• _TASK INSTRUCTIONS_
Return the count of lines that mention "trend", with no other words.

*** SUPPLIED INFORMATION

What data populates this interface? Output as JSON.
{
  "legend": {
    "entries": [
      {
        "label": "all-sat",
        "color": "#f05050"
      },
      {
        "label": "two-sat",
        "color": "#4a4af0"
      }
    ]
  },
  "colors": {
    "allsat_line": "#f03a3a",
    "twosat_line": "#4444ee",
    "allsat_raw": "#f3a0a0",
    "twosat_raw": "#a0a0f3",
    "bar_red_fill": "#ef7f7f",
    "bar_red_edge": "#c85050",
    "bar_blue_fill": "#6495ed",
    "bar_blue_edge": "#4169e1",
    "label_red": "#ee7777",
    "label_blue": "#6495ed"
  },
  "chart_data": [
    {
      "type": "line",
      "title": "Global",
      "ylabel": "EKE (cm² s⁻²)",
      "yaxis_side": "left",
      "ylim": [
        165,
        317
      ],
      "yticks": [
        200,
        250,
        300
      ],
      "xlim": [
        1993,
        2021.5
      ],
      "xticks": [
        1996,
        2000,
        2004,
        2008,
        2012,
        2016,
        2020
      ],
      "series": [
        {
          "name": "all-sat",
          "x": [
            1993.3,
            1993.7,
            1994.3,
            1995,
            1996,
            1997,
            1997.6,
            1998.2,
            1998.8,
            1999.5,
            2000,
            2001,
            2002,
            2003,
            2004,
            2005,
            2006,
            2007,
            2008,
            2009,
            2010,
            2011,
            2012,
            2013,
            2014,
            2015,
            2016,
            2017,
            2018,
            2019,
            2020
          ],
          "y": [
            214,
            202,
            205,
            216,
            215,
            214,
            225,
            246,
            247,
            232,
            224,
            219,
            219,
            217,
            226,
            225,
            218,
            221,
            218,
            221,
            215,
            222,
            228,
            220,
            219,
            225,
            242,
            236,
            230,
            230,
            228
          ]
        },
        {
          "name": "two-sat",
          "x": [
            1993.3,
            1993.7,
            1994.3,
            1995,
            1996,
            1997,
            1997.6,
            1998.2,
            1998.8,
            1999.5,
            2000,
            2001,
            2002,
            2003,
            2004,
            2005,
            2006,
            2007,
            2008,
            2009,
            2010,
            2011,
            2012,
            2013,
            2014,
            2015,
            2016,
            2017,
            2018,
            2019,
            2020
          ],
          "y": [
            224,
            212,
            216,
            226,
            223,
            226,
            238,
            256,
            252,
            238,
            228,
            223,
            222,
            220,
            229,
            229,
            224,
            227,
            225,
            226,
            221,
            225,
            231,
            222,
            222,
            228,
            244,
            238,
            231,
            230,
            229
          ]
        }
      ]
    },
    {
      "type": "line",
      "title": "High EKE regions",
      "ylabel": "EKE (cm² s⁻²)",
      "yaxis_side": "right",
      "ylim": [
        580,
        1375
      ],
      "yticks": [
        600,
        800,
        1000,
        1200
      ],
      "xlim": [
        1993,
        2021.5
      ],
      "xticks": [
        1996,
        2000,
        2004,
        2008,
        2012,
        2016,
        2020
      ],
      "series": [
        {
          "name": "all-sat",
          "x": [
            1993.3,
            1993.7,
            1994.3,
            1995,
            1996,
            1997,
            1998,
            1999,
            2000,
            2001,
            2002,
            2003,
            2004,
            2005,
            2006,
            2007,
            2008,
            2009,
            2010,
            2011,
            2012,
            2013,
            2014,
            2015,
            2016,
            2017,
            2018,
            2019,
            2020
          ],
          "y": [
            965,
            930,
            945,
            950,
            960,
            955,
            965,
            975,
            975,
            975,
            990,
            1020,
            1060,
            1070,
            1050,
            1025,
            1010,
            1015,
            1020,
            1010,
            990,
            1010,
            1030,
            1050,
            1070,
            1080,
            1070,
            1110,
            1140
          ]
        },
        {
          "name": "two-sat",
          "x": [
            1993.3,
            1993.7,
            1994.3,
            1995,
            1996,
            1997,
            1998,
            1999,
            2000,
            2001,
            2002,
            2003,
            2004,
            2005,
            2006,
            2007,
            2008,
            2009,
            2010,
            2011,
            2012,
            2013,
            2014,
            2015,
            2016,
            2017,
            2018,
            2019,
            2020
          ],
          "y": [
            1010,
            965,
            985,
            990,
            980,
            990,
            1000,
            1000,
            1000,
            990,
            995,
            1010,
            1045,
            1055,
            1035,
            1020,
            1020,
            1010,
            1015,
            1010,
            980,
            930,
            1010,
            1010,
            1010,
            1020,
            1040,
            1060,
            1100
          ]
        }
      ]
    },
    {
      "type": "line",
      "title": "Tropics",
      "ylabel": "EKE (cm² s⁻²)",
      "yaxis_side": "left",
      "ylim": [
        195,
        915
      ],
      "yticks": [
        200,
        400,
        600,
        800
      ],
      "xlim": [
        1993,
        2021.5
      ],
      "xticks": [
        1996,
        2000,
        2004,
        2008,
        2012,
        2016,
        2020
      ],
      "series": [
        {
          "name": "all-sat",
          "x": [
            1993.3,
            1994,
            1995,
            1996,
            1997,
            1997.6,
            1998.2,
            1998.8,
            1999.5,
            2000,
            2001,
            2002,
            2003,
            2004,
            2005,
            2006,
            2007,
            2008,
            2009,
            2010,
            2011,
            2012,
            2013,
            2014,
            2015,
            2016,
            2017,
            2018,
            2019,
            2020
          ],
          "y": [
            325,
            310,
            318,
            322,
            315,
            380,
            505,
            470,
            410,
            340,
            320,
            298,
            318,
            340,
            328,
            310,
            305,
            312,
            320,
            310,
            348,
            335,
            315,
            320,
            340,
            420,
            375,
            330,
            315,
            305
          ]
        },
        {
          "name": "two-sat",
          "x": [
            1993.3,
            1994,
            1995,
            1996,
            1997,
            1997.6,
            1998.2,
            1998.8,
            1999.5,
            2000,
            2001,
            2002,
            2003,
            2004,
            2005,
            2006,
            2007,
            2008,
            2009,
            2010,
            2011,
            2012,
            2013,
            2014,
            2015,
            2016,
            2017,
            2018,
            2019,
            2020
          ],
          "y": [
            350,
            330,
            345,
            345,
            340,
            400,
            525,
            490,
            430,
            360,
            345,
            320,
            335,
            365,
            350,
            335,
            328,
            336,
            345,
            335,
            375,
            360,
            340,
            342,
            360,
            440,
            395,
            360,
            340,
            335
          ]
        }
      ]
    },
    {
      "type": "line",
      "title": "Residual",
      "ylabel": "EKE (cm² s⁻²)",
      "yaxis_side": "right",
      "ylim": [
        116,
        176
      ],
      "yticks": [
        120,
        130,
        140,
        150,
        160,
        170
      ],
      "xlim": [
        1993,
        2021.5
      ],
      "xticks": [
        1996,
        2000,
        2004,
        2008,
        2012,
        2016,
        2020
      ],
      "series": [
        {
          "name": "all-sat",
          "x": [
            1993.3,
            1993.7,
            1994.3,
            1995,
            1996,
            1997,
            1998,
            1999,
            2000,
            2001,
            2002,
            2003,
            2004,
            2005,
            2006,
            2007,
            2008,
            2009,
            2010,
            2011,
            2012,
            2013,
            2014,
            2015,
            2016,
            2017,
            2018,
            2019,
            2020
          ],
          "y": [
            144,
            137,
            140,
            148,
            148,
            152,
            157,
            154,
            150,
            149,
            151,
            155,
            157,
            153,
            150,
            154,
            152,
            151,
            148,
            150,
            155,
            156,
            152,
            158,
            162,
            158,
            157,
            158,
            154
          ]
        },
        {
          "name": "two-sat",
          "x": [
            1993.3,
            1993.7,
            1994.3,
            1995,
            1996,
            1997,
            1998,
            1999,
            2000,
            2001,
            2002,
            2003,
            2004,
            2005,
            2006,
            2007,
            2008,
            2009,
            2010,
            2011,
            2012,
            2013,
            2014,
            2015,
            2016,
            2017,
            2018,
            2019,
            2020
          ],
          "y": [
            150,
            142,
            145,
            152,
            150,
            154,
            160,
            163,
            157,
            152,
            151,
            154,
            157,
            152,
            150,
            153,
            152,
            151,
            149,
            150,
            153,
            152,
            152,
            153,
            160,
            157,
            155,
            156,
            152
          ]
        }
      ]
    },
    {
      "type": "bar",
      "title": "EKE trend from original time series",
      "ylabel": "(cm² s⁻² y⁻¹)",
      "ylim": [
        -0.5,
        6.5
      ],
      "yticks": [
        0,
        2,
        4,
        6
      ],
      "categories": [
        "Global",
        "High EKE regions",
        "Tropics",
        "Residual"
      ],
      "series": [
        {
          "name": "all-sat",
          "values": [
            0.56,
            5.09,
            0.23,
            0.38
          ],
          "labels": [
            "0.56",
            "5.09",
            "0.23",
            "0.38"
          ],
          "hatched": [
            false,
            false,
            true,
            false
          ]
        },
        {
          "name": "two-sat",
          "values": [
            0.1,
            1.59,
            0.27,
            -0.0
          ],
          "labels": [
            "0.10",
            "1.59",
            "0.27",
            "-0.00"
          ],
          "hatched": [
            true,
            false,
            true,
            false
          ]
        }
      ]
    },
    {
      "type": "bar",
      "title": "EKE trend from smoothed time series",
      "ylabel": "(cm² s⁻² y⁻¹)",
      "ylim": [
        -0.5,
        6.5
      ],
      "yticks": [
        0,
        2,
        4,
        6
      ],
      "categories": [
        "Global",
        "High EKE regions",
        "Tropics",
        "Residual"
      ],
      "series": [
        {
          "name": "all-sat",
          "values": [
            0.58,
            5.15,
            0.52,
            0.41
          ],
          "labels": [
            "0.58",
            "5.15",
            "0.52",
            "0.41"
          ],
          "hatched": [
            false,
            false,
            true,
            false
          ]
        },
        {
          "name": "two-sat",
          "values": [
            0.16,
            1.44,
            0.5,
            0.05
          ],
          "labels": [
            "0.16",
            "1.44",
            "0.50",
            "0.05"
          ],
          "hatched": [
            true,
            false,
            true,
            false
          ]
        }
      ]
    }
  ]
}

******

• _TASK ANSWER_
2